▶ [DATASET RECORDS]
[BEGIN]

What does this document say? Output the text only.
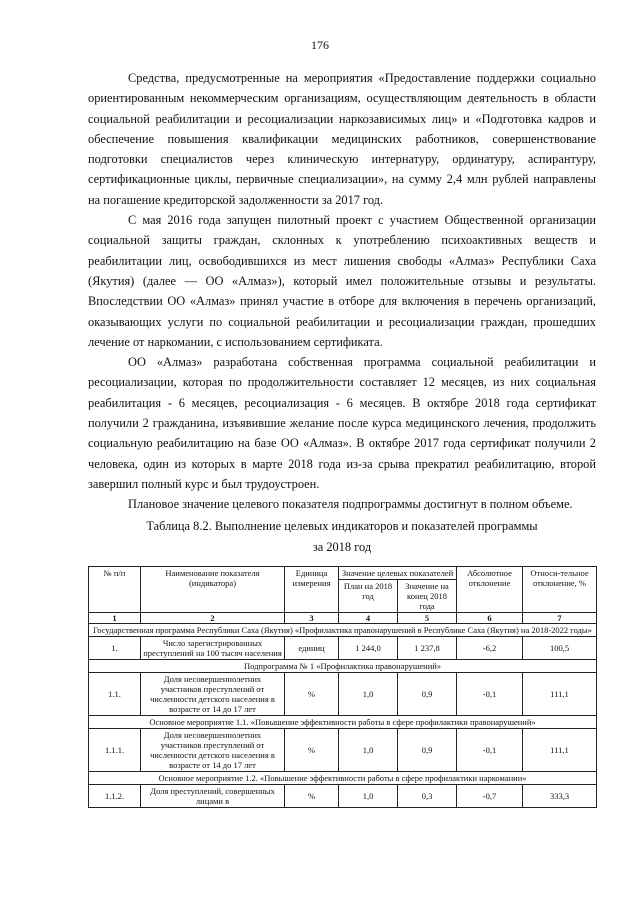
176

Средства, предусмотренные на мероприятия «Предоставление поддержки социально ориентированным некоммерческим организациям, осуществляющим деятельность в области социальной реабилитации и ресоциализации наркозависимых лиц» и «Подготовка кадров и обеспечение повышения квалификации медицинских работников, совершенствование подготовки специалистов через клиническую интернатуру, ординатуру, аспирантуру, сертификационные циклы, первичные специализации», на сумму 2,4 млн рублей направлены на погашение кредиторской задолженности за 2017 год.

С мая 2016 года запущен пилотный проект с участием Общественной организации социальной защиты граждан, склонных к употреблению психоактивных веществ и реабилитации лиц, освободившихся из мест лишения свободы «Алмаз» Республики Саха (Якутия) (далее — ОО «Алмаз»), который имел положительные отзывы и результаты. Впоследствии ОО «Алмаз» принял участие в отборе для включения в перечень организаций, оказывающих услуги по социальной реабилитации и ресоциализации граждан, прошедших лечение от наркомании, с использованием сертификата.

ОО «Алмаз» разработана собственная программа социальной реабилитации и ресоциализации, которая по продолжительности составляет 12 месяцев, из них социальная реабилитация - 6 месяцев, ресоциализация - 6 месяцев. В октябре 2018 года сертификат получили 2 гражданина, изъявившие желание после курса медицинского лечения, продолжить социальную реабилитацию на базе ОО «Алмаз». В октябре 2017 года сертификат получили 2 человека, один из которых в марте 2018 года из-за срыва прекратил реабилитацию, второй завершил полный курс и был трудоустроен.

Плановое значение целевого показателя подпрограммы достигнут в полном объеме.

Таблица 8.2. Выполнение целевых индикаторов и показателей программы
за 2018 год
№ п/п	Наименование показателя (индикатора)	Единица измерения	Значение целевых показателей		Абсолютное отклонение	Относи-тельное отклонение, %
			План на 2018 год	Значение на конец 2018 года		
1	2	3	4	5	6	7
Государственная программа Республики Саха (Якутия) «Профилактика правонарушений в Республике Саха (Якутия) на 2018-2022 годы»						
1.	Число зарегистрированных преступлений на 100 тысяч населения	единиц	1 244,0	1 237,8	-6,2	100,5
Подпрограмма № 1 «Профилактика правонарушений»						
1.1.	Доля несовершеннолетних участников преступлений от численности детского населения в возрасте от 14 до 17 лет	%	1,0	0,9	-0,1	111,1
Основное мероприятие 1.1. «Повышение эффективности работы в сфере профилактики правонарушений»						
1.1.1.	Доля несовершеннолетних участников преступлений от численности детского населения в возрасте от 14 до 17 лет	%	1,0	0,9	-0,1	111,1
Основное мероприятие 1.2. «Повышение эффективности работы в сфере профилактики наркомании»						
1.1.2.	Доля преступлений, совершенных лицами в	%	1,0	0,3	-0,7	333,3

[END]

▶ [TASK TO CARRY OUT]
Pick out the lines above containing the word "целевых", then copy them.

▶ [CORRECT RESPONSE]
Таблица 8.2. Выполнение целевых индикаторов и показателей программы
№ п/п	Наименование показателя (индикатора)	Единица измерения	Значение целевых показателей		Абсолютное отклонение	Относи-тельное отклонение, %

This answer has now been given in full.